* REQUIREMENTS: Search the records for the word "this" and pick out every line that has it.

#### ITEMS

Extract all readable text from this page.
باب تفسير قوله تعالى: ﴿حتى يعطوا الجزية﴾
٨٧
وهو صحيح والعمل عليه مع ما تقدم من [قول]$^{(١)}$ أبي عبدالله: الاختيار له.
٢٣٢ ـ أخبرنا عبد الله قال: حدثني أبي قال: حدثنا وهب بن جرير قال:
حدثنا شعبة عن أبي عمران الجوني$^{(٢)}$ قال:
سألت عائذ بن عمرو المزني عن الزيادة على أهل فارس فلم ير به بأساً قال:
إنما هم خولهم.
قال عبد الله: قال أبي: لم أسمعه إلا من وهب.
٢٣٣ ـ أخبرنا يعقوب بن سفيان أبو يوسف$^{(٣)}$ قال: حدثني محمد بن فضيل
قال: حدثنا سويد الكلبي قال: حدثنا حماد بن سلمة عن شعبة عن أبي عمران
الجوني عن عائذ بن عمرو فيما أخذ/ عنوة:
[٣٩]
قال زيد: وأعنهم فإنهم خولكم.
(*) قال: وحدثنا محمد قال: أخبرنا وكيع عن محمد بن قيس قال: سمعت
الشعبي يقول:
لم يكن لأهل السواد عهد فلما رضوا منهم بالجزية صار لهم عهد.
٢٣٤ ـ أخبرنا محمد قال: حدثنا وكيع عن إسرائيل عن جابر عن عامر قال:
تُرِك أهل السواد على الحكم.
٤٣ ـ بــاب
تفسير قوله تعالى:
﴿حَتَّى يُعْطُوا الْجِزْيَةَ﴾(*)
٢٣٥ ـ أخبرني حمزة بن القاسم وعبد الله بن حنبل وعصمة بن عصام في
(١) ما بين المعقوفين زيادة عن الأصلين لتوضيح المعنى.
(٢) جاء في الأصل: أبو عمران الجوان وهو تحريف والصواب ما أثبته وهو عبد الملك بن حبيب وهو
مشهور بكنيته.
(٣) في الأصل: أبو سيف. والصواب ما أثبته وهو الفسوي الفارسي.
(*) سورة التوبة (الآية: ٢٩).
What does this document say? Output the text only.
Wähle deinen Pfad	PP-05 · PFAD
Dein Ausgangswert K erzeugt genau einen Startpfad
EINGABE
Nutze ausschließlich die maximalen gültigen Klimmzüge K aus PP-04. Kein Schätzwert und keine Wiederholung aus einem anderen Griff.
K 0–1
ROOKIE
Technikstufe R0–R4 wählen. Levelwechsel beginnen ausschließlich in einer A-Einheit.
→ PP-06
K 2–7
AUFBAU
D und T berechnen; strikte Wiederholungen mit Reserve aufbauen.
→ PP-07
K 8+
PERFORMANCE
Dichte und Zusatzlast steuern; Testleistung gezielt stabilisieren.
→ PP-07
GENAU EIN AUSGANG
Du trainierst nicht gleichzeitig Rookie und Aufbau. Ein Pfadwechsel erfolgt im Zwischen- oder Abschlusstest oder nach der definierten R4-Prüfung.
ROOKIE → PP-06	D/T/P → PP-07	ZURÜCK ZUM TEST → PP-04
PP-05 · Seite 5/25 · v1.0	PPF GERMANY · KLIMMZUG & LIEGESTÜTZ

########

* EXPECTED ANSWER:
Extract all readable text from this page.
What does this document say? Output the text only.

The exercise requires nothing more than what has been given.